What is needed.
In the entries below, count each line holding the word "this". Answer with the total alone.

Excerpted data.
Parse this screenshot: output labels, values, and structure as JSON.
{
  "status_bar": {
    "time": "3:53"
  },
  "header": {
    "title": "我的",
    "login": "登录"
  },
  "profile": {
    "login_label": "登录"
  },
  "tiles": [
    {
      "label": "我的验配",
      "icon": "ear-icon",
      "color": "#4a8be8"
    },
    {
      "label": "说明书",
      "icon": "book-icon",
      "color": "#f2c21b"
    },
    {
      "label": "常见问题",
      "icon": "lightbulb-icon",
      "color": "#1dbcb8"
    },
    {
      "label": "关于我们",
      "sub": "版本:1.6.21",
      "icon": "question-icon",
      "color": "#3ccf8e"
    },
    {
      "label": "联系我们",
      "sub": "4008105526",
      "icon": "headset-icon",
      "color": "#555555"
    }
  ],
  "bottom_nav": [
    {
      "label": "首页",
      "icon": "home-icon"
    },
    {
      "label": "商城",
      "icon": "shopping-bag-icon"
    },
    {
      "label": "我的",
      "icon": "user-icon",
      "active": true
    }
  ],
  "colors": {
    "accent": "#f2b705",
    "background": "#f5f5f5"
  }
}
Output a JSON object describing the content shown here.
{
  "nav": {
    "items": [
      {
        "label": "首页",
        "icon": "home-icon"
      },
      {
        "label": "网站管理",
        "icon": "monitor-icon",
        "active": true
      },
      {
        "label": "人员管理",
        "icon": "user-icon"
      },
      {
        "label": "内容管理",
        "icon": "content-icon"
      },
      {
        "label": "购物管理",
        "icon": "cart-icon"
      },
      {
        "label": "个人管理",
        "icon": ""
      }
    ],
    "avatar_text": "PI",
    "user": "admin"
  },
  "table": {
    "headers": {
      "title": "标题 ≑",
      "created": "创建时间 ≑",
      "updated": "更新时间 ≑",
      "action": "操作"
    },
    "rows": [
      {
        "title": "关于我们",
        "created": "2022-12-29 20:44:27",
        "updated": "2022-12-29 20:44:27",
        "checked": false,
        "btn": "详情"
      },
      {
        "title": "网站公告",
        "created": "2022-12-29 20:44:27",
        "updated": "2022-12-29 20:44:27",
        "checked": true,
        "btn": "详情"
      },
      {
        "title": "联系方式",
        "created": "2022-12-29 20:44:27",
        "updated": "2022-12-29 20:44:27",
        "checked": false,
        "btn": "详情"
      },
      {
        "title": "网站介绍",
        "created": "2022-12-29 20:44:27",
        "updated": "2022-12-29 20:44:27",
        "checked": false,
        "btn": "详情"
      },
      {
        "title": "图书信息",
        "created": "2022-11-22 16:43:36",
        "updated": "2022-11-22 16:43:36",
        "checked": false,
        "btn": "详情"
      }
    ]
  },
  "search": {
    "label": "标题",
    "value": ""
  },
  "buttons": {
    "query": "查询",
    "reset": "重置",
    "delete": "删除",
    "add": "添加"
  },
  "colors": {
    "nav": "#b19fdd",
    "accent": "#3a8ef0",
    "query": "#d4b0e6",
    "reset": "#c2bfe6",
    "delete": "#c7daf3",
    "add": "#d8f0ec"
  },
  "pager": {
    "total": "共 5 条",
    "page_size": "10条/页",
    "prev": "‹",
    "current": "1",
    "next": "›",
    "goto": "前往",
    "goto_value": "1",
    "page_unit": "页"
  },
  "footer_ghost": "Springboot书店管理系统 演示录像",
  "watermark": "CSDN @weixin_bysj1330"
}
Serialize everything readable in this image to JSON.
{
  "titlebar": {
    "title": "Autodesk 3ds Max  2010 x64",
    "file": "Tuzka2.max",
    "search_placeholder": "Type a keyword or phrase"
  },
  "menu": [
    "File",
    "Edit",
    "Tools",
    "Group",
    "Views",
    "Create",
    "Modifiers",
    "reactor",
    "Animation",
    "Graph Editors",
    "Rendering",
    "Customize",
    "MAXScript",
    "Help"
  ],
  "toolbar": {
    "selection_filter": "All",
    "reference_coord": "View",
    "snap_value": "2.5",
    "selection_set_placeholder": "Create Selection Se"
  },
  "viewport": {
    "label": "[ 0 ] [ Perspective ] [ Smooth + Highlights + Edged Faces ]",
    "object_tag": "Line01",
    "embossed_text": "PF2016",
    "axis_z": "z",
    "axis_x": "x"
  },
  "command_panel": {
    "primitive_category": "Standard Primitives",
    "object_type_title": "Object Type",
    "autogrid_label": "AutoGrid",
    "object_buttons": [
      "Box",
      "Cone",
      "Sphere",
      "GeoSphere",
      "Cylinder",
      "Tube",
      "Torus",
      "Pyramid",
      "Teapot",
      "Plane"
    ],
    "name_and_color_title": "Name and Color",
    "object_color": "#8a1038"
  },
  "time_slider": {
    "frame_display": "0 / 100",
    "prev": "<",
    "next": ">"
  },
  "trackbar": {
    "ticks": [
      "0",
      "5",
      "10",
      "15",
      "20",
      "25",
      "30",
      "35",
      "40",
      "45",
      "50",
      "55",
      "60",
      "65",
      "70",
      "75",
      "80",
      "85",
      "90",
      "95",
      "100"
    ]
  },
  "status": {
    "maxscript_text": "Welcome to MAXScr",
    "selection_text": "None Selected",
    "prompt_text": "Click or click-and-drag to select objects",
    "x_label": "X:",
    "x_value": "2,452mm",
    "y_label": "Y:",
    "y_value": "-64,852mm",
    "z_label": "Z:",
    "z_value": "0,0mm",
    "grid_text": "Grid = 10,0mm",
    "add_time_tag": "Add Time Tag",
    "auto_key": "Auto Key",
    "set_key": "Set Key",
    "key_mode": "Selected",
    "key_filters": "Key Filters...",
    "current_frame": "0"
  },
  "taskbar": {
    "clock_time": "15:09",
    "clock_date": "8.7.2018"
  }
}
==
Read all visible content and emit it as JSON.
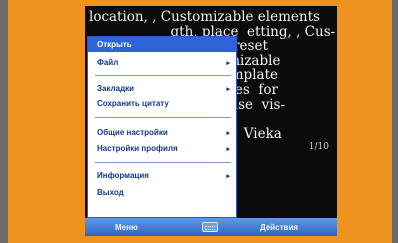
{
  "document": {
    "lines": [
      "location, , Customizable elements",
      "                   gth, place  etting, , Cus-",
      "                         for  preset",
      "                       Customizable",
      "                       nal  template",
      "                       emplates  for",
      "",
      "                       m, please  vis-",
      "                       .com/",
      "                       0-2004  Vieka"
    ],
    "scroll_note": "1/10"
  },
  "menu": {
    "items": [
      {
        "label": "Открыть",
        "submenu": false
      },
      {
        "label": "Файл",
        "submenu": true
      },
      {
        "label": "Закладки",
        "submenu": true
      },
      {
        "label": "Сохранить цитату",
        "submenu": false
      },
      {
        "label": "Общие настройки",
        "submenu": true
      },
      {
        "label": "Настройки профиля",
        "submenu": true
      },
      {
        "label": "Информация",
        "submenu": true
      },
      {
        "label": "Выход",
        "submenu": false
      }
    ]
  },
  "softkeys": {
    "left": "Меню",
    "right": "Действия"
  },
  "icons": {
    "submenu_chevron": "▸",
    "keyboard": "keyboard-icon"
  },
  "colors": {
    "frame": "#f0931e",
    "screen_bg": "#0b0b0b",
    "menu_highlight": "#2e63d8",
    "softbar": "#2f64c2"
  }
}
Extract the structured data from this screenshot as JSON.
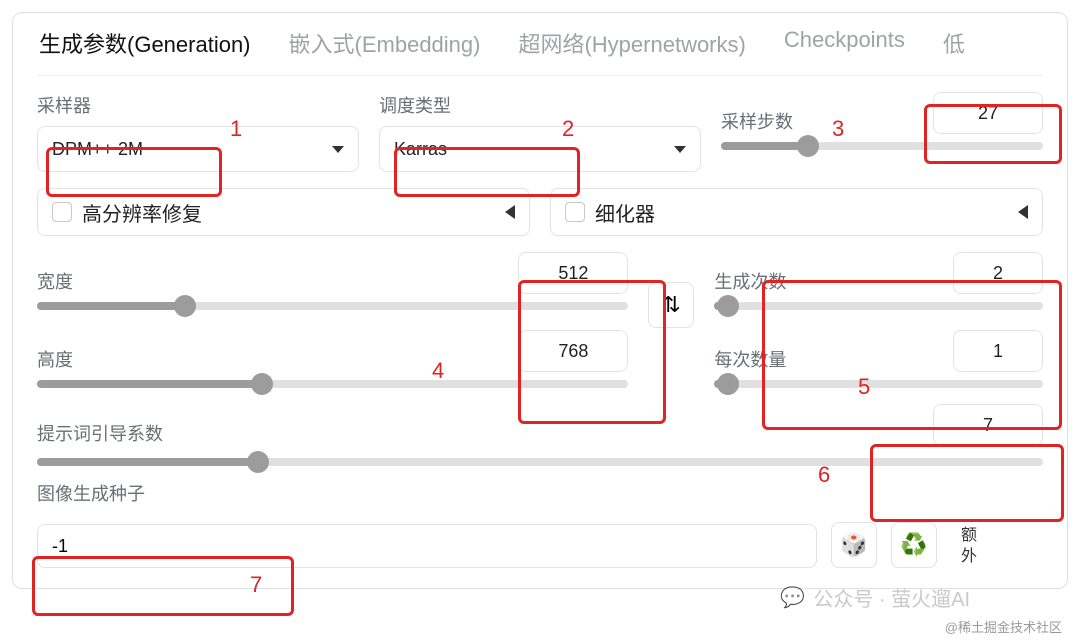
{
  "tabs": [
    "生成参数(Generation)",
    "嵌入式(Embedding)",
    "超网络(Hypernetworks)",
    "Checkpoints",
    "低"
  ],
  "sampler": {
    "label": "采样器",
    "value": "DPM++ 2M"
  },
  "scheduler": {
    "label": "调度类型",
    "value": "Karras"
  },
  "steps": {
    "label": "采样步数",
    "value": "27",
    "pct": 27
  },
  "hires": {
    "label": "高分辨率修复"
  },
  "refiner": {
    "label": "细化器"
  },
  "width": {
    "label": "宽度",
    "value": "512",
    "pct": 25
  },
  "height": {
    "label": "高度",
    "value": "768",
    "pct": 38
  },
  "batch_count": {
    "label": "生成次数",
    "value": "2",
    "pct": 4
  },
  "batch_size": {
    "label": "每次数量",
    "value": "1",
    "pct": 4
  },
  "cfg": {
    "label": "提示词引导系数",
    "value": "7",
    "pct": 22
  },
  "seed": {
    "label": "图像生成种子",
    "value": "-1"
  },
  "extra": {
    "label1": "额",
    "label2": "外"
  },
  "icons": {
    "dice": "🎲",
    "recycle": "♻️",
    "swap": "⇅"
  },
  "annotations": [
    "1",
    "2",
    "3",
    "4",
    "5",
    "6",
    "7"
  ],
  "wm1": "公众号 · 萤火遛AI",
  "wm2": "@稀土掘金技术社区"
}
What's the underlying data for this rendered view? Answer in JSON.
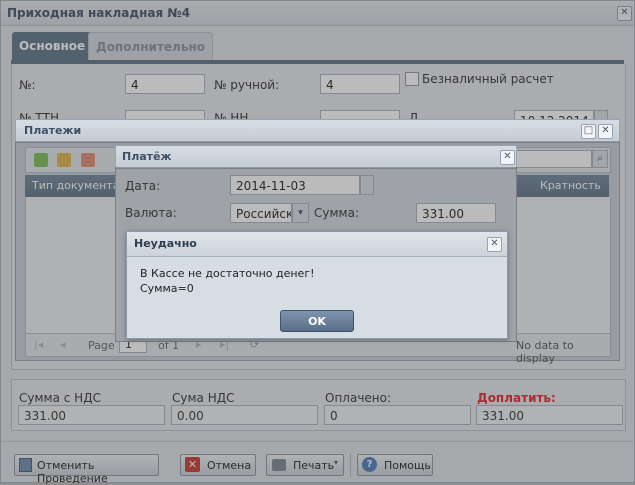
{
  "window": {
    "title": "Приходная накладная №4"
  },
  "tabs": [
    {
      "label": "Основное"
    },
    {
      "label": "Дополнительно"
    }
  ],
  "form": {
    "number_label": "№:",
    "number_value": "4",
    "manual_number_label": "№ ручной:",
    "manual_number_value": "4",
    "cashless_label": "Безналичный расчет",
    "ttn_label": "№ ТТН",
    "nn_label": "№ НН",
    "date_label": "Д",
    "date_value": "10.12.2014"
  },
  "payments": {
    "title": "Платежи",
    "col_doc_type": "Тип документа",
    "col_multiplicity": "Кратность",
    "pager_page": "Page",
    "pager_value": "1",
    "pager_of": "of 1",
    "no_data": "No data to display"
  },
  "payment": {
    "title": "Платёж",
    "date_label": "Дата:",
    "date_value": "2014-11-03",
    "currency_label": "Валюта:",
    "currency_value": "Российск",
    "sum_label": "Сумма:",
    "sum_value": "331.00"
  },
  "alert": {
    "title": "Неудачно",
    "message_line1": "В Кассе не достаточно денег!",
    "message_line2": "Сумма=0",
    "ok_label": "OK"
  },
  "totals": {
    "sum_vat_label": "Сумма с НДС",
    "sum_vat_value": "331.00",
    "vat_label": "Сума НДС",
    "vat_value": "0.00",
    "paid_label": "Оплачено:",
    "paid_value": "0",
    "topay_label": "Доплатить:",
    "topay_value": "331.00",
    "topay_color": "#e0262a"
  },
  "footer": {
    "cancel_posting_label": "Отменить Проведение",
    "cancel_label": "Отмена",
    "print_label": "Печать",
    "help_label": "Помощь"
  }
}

The completed task.
4